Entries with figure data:
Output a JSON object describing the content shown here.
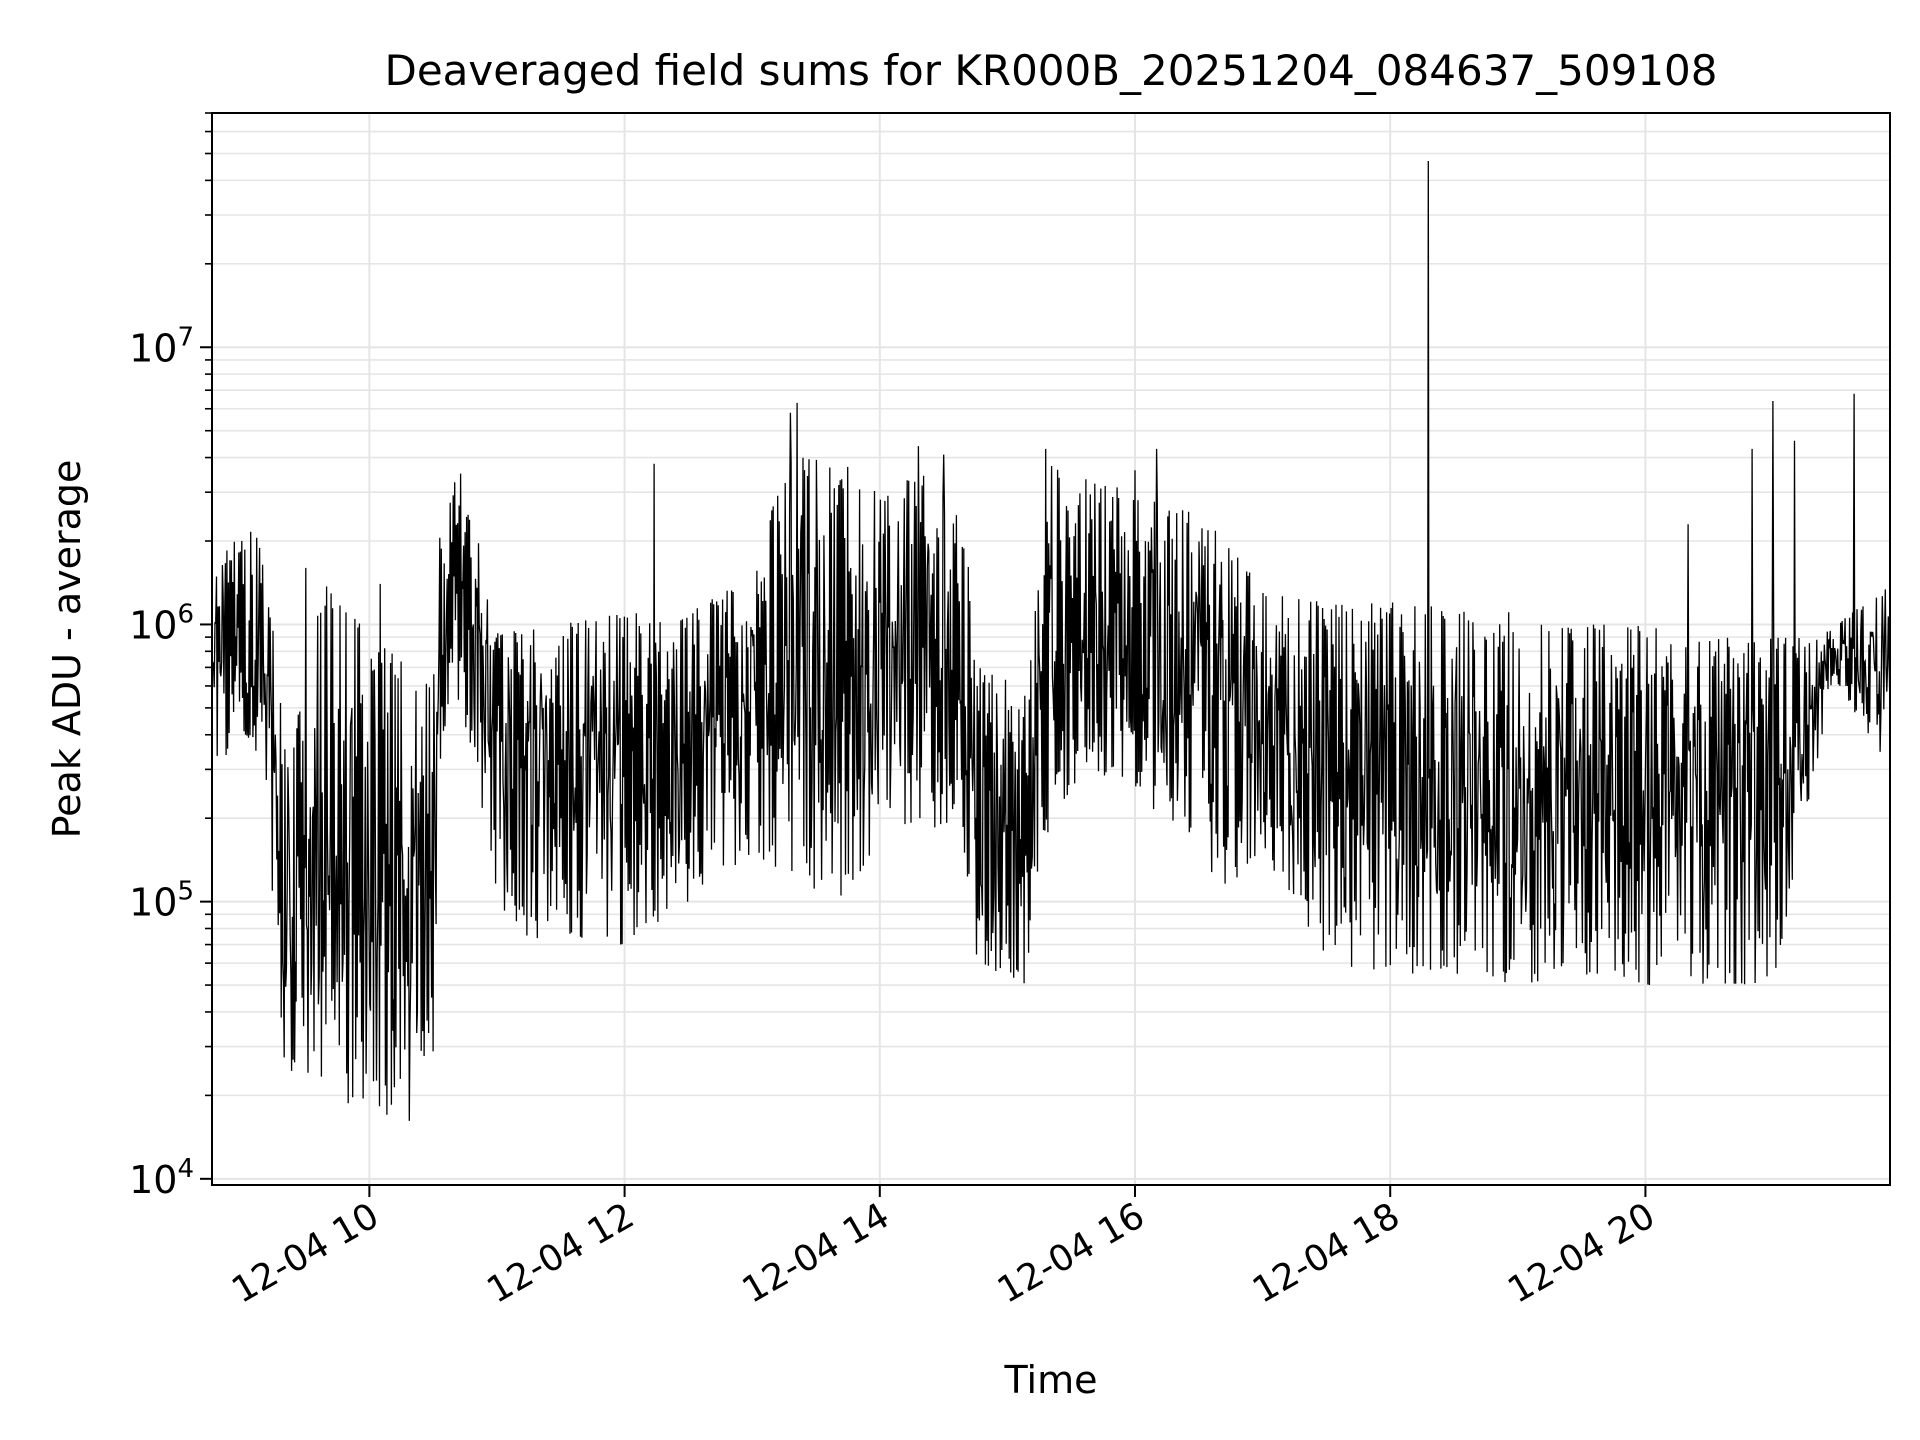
{
  "chart_data": {
    "type": "line",
    "title": "Deaveraged field sums for KR000B_20251204_084637_509108",
    "xlabel": "Time",
    "ylabel": "Peak ADU - average",
    "x_scale": "time",
    "y_scale": "log",
    "xlim": [
      "2025-12-04 08:46",
      "2025-12-04 21:55"
    ],
    "ylim": [
      9500,
      70000000
    ],
    "x_ticks": [
      {
        "value": "2025-12-04 10:00",
        "label": "12-04 10"
      },
      {
        "value": "2025-12-04 12:00",
        "label": "12-04 12"
      },
      {
        "value": "2025-12-04 14:00",
        "label": "12-04 14"
      },
      {
        "value": "2025-12-04 16:00",
        "label": "12-04 16"
      },
      {
        "value": "2025-12-04 18:00",
        "label": "12-04 18"
      },
      {
        "value": "2025-12-04 20:00",
        "label": "12-04 20"
      }
    ],
    "y_ticks": [
      {
        "value": 10000,
        "base": "10",
        "exp": "4"
      },
      {
        "value": 100000,
        "base": "10",
        "exp": "5"
      },
      {
        "value": 1000000,
        "base": "10",
        "exp": "6"
      },
      {
        "value": 10000000,
        "base": "10",
        "exp": "7"
      }
    ],
    "grid": true,
    "line_color": "#000000",
    "grid_color": "#e5e5e5",
    "series": [
      {
        "envelope": [
          [
            "2025-12-04 08:46",
            300000,
            1600000
          ],
          [
            "2025-12-04 09:05",
            400000,
            2400000
          ],
          [
            "2025-12-04 09:12",
            200000,
            1500000
          ],
          [
            "2025-12-04 09:20",
            25000,
            400000
          ],
          [
            "2025-12-04 09:40",
            22000,
            1500000
          ],
          [
            "2025-12-04 10:00",
            16000,
            900000
          ],
          [
            "2025-12-04 10:20",
            16000,
            700000
          ],
          [
            "2025-12-04 10:30",
            25000,
            800000
          ],
          [
            "2025-12-04 10:33",
            300000,
            2200000
          ],
          [
            "2025-12-04 10:40",
            600000,
            3300000
          ],
          [
            "2025-12-04 10:50",
            300000,
            2200000
          ],
          [
            "2025-12-04 11:00",
            80000,
            1000000
          ],
          [
            "2025-12-04 11:30",
            70000,
            1000000
          ],
          [
            "2025-12-04 12:00",
            70000,
            1100000
          ],
          [
            "2025-12-04 12:30",
            100000,
            1100000
          ],
          [
            "2025-12-04 13:00",
            150000,
            1500000
          ],
          [
            "2025-12-04 13:20",
            120000,
            5000000
          ],
          [
            "2025-12-04 13:40",
            100000,
            3500000
          ],
          [
            "2025-12-04 14:00",
            150000,
            3000000
          ],
          [
            "2025-12-04 14:20",
            200000,
            3500000
          ],
          [
            "2025-12-04 14:40",
            150000,
            2500000
          ],
          [
            "2025-12-04 14:45",
            60000,
            700000
          ],
          [
            "2025-12-04 15:10",
            50000,
            650000
          ],
          [
            "2025-12-04 15:20",
            200000,
            3800000
          ],
          [
            "2025-12-04 15:40",
            300000,
            3300000
          ],
          [
            "2025-12-04 16:00",
            250000,
            3000000
          ],
          [
            "2025-12-04 16:30",
            150000,
            2500000
          ],
          [
            "2025-12-04 16:45",
            100000,
            2000000
          ],
          [
            "2025-12-04 17:00",
            150000,
            1300000
          ],
          [
            "2025-12-04 17:30",
            60000,
            1200000
          ],
          [
            "2025-12-04 18:00",
            55000,
            1200000
          ],
          [
            "2025-12-04 18:30",
            55000,
            1200000
          ],
          [
            "2025-12-04 19:00",
            50000,
            1100000
          ],
          [
            "2025-12-04 19:30",
            55000,
            1000000
          ],
          [
            "2025-12-04 20:00",
            50000,
            1000000
          ],
          [
            "2025-12-04 20:30",
            50000,
            900000
          ],
          [
            "2025-12-04 21:00",
            50000,
            900000
          ],
          [
            "2025-12-04 21:20",
            300000,
            900000
          ],
          [
            "2025-12-04 21:30",
            600000,
            1000000
          ],
          [
            "2025-12-04 21:55",
            300000,
            1400000
          ]
        ],
        "spikes": [
          [
            "2025-12-04 09:00",
            2000000
          ],
          [
            "2025-12-04 09:30",
            1600000
          ],
          [
            "2025-12-04 10:05",
            1400000
          ],
          [
            "2025-12-04 10:43",
            3500000
          ],
          [
            "2025-12-04 12:14",
            3800000
          ],
          [
            "2025-12-04 13:18",
            5800000
          ],
          [
            "2025-12-04 13:21",
            6300000
          ],
          [
            "2025-12-04 13:45",
            3700000
          ],
          [
            "2025-12-04 14:18",
            4400000
          ],
          [
            "2025-12-04 14:30",
            4100000
          ],
          [
            "2025-12-04 15:18",
            4300000
          ],
          [
            "2025-12-04 16:00",
            3600000
          ],
          [
            "2025-12-04 16:10",
            4300000
          ],
          [
            "2025-12-04 18:18",
            47000000
          ],
          [
            "2025-12-04 20:20",
            2300000
          ],
          [
            "2025-12-04 20:50",
            4300000
          ],
          [
            "2025-12-04 21:00",
            6400000
          ],
          [
            "2025-12-04 21:10",
            4600000
          ],
          [
            "2025-12-04 21:38",
            6800000
          ]
        ]
      }
    ]
  }
}
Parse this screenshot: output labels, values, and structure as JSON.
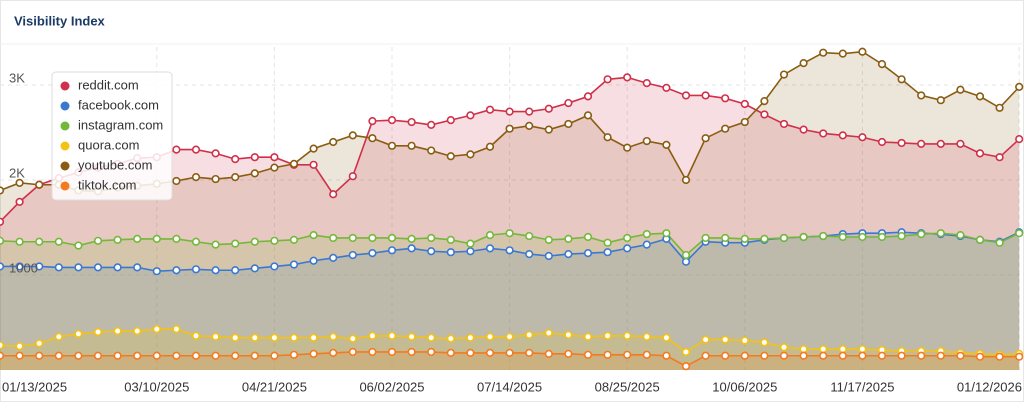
{
  "chart_data": {
    "type": "area",
    "title": "Visibility Index",
    "categories": [
      "01/13/2025",
      null,
      null,
      null,
      null,
      null,
      null,
      null,
      "03/10/2025",
      null,
      null,
      null,
      null,
      null,
      "04/21/2025",
      null,
      null,
      null,
      null,
      null,
      "06/02/2025",
      null,
      null,
      null,
      null,
      null,
      "07/14/2025",
      null,
      null,
      null,
      null,
      null,
      "08/25/2025",
      null,
      null,
      null,
      null,
      null,
      "10/06/2025",
      null,
      null,
      null,
      null,
      null,
      "11/17/2025",
      null,
      null,
      null,
      null,
      null,
      null,
      null,
      "01/12/2026"
    ],
    "series": [
      {
        "name": "reddit.com",
        "color": "#d0304a",
        "values": [
          1560,
          1770,
          1950,
          2020,
          2080,
          2130,
          2170,
          2230,
          2240,
          2320,
          2320,
          2280,
          2220,
          2240,
          2240,
          2160,
          2160,
          1850,
          2040,
          2620,
          2630,
          2610,
          2580,
          2630,
          2680,
          2740,
          2720,
          2720,
          2750,
          2810,
          2880,
          3060,
          3080,
          3020,
          2970,
          2890,
          2890,
          2860,
          2800,
          2690,
          2590,
          2530,
          2490,
          2470,
          2450,
          2400,
          2390,
          2380,
          2380,
          2380,
          2280,
          2240,
          2430
        ]
      },
      {
        "name": "facebook.com",
        "color": "#3b78d0",
        "values": [
          1090,
          1090,
          1090,
          1080,
          1080,
          1080,
          1080,
          1080,
          1040,
          1050,
          1060,
          1050,
          1050,
          1070,
          1090,
          1110,
          1150,
          1180,
          1210,
          1230,
          1260,
          1280,
          1250,
          1240,
          1250,
          1280,
          1260,
          1220,
          1200,
          1220,
          1230,
          1240,
          1280,
          1320,
          1380,
          1140,
          1350,
          1340,
          1340,
          1370,
          1390,
          1400,
          1410,
          1430,
          1440,
          1440,
          1450,
          1440,
          1430,
          1410,
          1370,
          1350,
          1450
        ]
      },
      {
        "name": "instagram.com",
        "color": "#74b83a",
        "values": [
          1360,
          1350,
          1350,
          1350,
          1310,
          1360,
          1370,
          1380,
          1380,
          1380,
          1350,
          1320,
          1330,
          1350,
          1360,
          1370,
          1420,
          1390,
          1390,
          1390,
          1390,
          1380,
          1390,
          1370,
          1330,
          1420,
          1440,
          1410,
          1370,
          1380,
          1400,
          1340,
          1390,
          1430,
          1440,
          1210,
          1390,
          1390,
          1380,
          1380,
          1390,
          1400,
          1410,
          1400,
          1400,
          1400,
          1410,
          1430,
          1440,
          1420,
          1370,
          1340,
          1440
        ]
      },
      {
        "name": "quora.com",
        "color": "#f4c214",
        "values": [
          260,
          250,
          280,
          350,
          380,
          400,
          410,
          410,
          430,
          430,
          360,
          350,
          340,
          340,
          340,
          340,
          340,
          350,
          330,
          360,
          360,
          350,
          340,
          330,
          340,
          350,
          350,
          370,
          390,
          370,
          350,
          360,
          360,
          350,
          340,
          190,
          320,
          320,
          310,
          290,
          240,
          220,
          220,
          220,
          220,
          210,
          200,
          200,
          200,
          180,
          170,
          160,
          170
        ]
      },
      {
        "name": "youtube.com",
        "color": "#8a5c12",
        "values": [
          1890,
          1970,
          1950,
          1950,
          1890,
          1880,
          1920,
          1940,
          1960,
          1990,
          2030,
          2010,
          2030,
          2070,
          2130,
          2170,
          2330,
          2400,
          2470,
          2440,
          2360,
          2360,
          2310,
          2250,
          2270,
          2350,
          2540,
          2570,
          2530,
          2590,
          2680,
          2450,
          2340,
          2410,
          2370,
          2000,
          2440,
          2540,
          2610,
          2830,
          3110,
          3230,
          3340,
          3330,
          3350,
          3220,
          3060,
          2890,
          2840,
          2950,
          2880,
          2760,
          2980
        ]
      },
      {
        "name": "tiktok.com",
        "color": "#f47a1f",
        "values": [
          150,
          150,
          150,
          150,
          150,
          150,
          150,
          150,
          150,
          150,
          150,
          150,
          150,
          150,
          150,
          160,
          170,
          180,
          190,
          190,
          190,
          190,
          190,
          180,
          180,
          180,
          180,
          180,
          170,
          170,
          160,
          160,
          160,
          160,
          150,
          40,
          150,
          150,
          150,
          150,
          150,
          150,
          150,
          150,
          150,
          150,
          150,
          150,
          150,
          150,
          140,
          140,
          140
        ]
      }
    ],
    "ylim": [
      0,
      3400
    ],
    "yticks": [
      1000,
      {
        "value": 2000,
        "label": "2K"
      },
      {
        "value": 3000,
        "label": "3K"
      }
    ],
    "grid": true,
    "legend": "upper left"
  }
}
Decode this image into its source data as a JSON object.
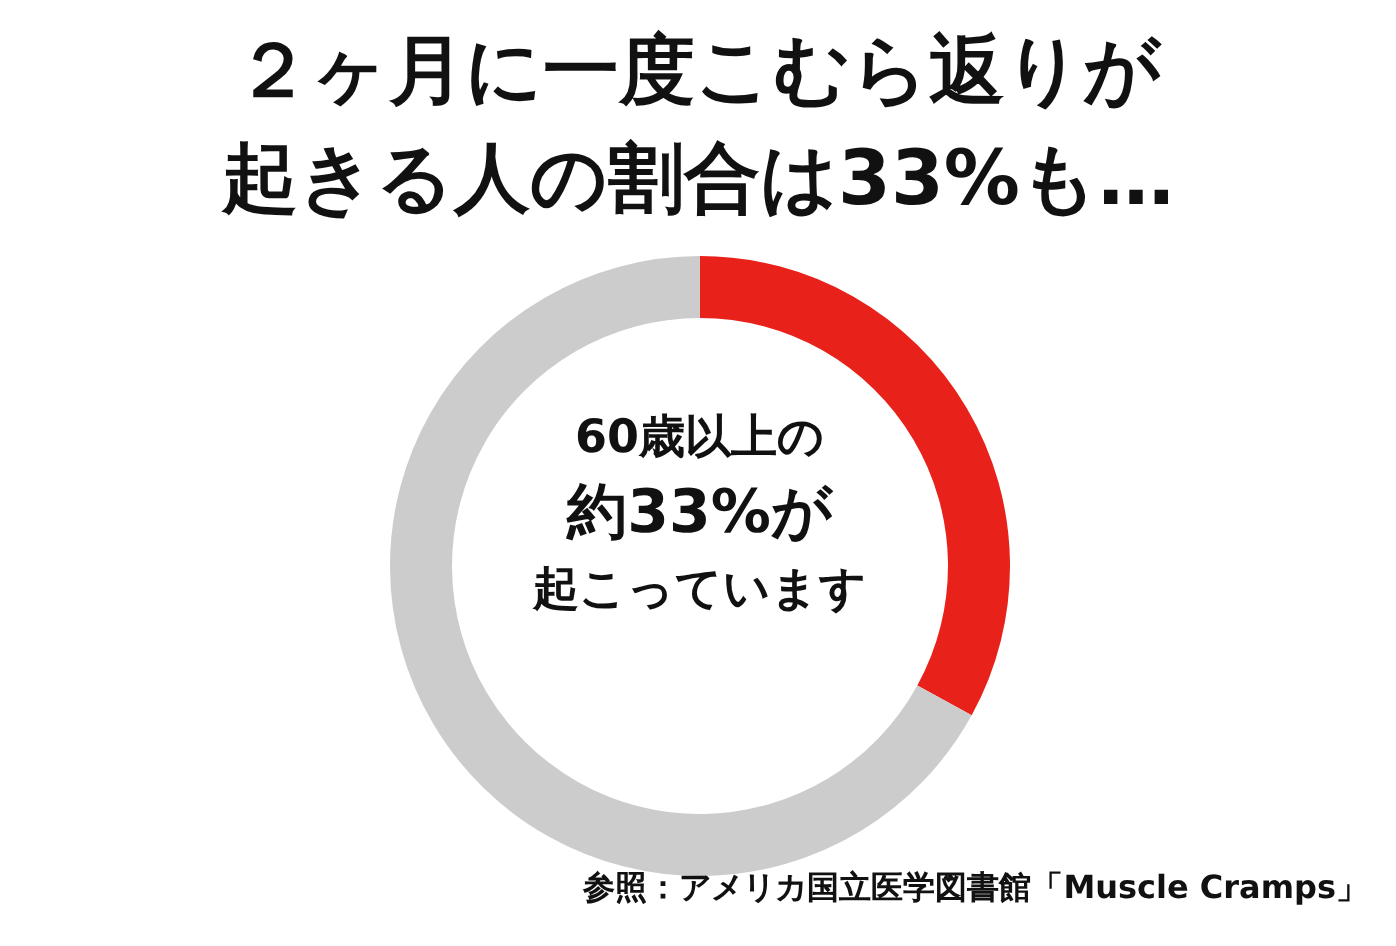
{
  "chart_data": {
    "type": "donut",
    "title": "２ヶ月に一度こむら返りが起きる人の割合は33%も…",
    "categories": [
      null,
      null
    ],
    "values": [
      33,
      67
    ],
    "colors": [
      "#e8211a",
      "#cccccc"
    ],
    "annotations": [
      "60歳以上の",
      "約33%が",
      "起こっています",
      "参照：アメリカ国立医学図書館「Muscle Cramps」"
    ],
    "legend": false
  }
}
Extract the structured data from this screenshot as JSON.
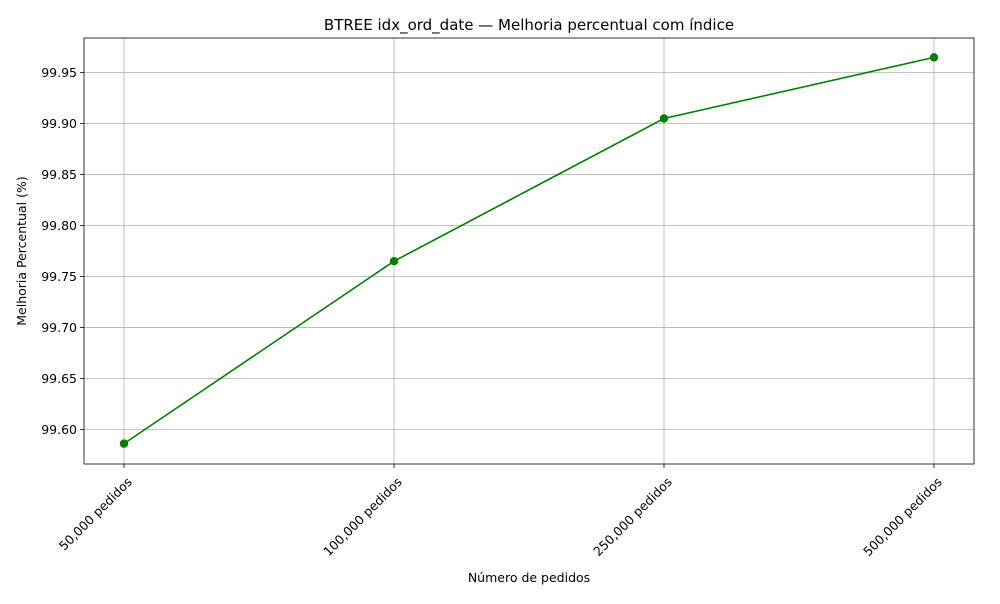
{
  "chart_data": {
    "type": "line",
    "title": "BTREE idx_ord_date — Melhoria percentual com índice",
    "xlabel": "Número de pedidos",
    "ylabel": "Melhoria Percentual (%)",
    "categories": [
      "50,000 pedidos",
      "100,000 pedidos",
      "250,000 pedidos",
      "500,000 pedidos"
    ],
    "series": [
      {
        "values": [
          99.586,
          99.765,
          99.905,
          99.965
        ],
        "color": "#008000",
        "marker": "circle"
      }
    ],
    "ylim": [
      99.566,
      99.984
    ],
    "yticks": [
      99.6,
      99.65,
      99.7,
      99.75,
      99.8,
      99.85,
      99.9,
      99.95
    ],
    "ytick_labels": [
      "99.60",
      "99.65",
      "99.70",
      "99.75",
      "99.80",
      "99.85",
      "99.90",
      "99.95"
    ],
    "grid": true,
    "legend": "none",
    "xtick_rotation": 45
  }
}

SHORT PROBLEM. Give the number of lines that carry the word "title", with nothing added.

WRITTEN REPLY. 4